» **EXERCISE INPUT**

▶

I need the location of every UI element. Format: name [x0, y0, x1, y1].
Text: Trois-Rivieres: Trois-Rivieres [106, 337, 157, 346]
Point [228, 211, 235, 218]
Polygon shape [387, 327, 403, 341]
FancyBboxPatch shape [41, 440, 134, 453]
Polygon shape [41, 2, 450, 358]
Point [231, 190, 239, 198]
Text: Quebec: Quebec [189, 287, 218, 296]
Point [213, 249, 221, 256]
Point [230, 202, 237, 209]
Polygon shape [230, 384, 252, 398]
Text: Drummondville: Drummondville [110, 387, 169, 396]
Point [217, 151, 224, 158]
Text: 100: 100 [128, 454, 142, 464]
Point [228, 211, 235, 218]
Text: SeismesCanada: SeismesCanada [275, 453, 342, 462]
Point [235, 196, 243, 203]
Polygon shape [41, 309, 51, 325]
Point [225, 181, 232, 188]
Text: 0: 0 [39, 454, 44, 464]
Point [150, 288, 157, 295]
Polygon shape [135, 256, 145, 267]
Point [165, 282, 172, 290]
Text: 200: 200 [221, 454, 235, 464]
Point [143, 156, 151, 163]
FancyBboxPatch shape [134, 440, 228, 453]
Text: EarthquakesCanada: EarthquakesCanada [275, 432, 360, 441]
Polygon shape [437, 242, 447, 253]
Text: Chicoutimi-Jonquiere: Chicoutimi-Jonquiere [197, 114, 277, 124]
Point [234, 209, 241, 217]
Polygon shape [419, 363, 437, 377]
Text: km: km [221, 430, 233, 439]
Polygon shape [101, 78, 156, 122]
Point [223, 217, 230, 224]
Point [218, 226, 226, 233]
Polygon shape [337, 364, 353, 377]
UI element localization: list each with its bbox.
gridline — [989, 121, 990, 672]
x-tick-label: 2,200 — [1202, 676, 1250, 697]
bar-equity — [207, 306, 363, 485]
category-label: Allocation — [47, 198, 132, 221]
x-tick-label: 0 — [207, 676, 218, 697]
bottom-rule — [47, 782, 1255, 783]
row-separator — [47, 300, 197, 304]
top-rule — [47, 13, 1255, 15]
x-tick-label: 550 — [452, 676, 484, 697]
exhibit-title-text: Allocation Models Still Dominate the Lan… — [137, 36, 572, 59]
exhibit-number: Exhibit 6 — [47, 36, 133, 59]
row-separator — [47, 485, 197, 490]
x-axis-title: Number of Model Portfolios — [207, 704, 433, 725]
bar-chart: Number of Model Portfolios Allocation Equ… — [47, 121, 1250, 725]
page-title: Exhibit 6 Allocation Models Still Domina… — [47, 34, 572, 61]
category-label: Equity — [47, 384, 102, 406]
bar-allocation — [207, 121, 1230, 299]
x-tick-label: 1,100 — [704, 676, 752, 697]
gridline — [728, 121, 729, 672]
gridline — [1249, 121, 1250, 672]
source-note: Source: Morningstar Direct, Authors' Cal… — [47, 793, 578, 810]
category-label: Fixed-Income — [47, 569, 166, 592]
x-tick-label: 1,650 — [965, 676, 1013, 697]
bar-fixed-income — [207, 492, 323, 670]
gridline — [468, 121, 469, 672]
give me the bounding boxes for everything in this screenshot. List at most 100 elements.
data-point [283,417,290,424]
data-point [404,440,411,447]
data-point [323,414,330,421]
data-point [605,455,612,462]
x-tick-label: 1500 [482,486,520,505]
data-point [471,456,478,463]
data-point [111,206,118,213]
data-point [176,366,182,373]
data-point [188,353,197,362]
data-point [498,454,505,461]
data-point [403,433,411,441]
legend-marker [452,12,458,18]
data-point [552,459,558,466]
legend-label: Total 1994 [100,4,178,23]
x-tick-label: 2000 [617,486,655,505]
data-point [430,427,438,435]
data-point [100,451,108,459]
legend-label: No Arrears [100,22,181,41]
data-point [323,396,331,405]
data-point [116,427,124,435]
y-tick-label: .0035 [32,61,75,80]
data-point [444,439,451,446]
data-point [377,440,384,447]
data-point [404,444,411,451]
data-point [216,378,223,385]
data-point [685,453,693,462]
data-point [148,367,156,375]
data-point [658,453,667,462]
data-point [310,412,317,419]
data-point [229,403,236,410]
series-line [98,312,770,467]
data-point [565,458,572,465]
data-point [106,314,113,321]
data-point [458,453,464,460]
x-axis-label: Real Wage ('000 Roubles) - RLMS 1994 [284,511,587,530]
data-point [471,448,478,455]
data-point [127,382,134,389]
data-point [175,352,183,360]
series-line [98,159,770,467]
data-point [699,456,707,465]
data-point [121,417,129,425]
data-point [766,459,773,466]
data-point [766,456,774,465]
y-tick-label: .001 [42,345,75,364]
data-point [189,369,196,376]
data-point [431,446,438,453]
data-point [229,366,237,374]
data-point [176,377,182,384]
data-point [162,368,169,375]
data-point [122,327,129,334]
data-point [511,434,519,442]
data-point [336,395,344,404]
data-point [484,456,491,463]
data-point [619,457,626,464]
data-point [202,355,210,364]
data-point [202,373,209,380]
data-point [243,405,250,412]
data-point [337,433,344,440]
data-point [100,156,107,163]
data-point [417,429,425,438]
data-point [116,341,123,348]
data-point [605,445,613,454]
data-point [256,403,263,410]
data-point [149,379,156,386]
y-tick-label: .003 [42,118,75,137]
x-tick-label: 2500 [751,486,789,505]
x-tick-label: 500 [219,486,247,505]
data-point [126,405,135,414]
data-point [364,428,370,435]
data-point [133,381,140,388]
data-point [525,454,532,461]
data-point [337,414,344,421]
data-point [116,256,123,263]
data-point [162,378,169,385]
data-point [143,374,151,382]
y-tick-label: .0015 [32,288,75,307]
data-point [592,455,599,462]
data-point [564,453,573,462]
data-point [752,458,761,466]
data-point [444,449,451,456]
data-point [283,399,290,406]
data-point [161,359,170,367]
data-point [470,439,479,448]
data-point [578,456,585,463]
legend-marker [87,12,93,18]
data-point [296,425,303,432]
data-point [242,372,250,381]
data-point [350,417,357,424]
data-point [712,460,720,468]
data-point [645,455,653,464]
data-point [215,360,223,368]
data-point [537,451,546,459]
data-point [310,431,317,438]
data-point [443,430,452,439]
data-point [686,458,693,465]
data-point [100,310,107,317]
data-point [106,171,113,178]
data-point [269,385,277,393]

◀

» **INSTRUCTIONS FOR THE TASK**
Can you give the material as a Markdown table with the columns Row and Line, one numbered row per line, leaving out blank lines? Begin at the first line of the material and stop after the line that has "exhibit-title-text: Allocation Models".

» **REPLY**
| Row | Line |
|---|---|
| 1 | I need the location of every UI element. Format: name [x0, y0, x1, y1]. |
| 2 | Text: Trois-Rivieres: Trois-Rivieres [106, 337, 157, 346] |
| 3 | Point [228, 211, 235, 218] |
| 4 | Polygon shape [387, 327, 403, 341] |
| 5 | FancyBboxPatch shape [41, 440, 134, 453] |
| 6 | Polygon shape [41, 2, 450, 358] |
| 7 | Point [231, 190, 239, 198] |
| 8 | Text: Quebec: Quebec [189, 287, 218, 296] |
| 9 | Point [213, 249, 221, 256] |
| 10 | Point [230, 202, 237, 209] |
| 11 | Polygon shape [230, 384, 252, 398] |
| 12 | Text: Drummondville: Drummondville [110, 387, 169, 396] |
| 13 | Point [217, 151, 224, 158] |
| 14 | Text: 100: 100 [128, 454, 142, 464] |
| 15 | Point [228, 211, 235, 218] |
| 16 | Text: SeismesCanada: SeismesCanada [275, 453, 342, 462] |
| 17 | Point [235, 196, 243, 203] |
| 18 | Polygon shape [41, 309, 51, 325] |
| 19 | Point [225, 181, 232, 188] |
| 20 | Text: 0: 0 [39, 454, 44, 464] |
| 21 | Point [150, 288, 157, 295] |
| 22 | Polygon shape [135, 256, 145, 267] |
| 23 | Point [165, 282, 172, 290] |
| 24 | Text: 200: 200 [221, 454, 235, 464] |
| 25 | Point [143, 156, 151, 163] |
| 26 | FancyBboxPatch shape [134, 440, 228, 453] |
| 27 | Text: EarthquakesCanada: EarthquakesCanada [275, 432, 360, 441] |
| 28 | Polygon shape [437, 242, 447, 253] |
| 29 | Text: Chicoutimi-Jonquiere: Chicoutimi-Jonquiere [197, 114, 277, 124] |
| 30 | Point [234, 209, 241, 217] |
| 31 | Polygon shape [419, 363, 437, 377] |
| 32 | Text: km: km [221, 430, 233, 439] |
| 33 | Polygon shape [101, 78, 156, 122] |
| 34 | Point [223, 217, 230, 224] |
| 35 | Point [218, 226, 226, 233] |
| 36 | Polygon shape [337, 364, 353, 377] |
| 37 | UI element localization: list each with its bbox. |
| 38 | gridline — [989, 121, 990, 672] |
| 39 | x-tick-label: 2,200 — [1202, 676, 1250, 697] |
| 40 | bar-equity — [207, 306, 363, 485] |
| 41 | category-label: Allocation — [47, 198, 132, 221] |
| 42 | x-tick-label: 0 — [207, 676, 218, 697] |
| 43 | bottom-rule — [47, 782, 1255, 783] |
| 44 | row-separator — [47, 300, 197, 304] |
| 45 | top-rule — [47, 13, 1255, 15] |
| 46 | x-tick-label: 550 — [452, 676, 484, 697] |
| 47 | exhibit-title-text: Allocation Models Still Dominate the Lan… — [137, 36, 572, 59] |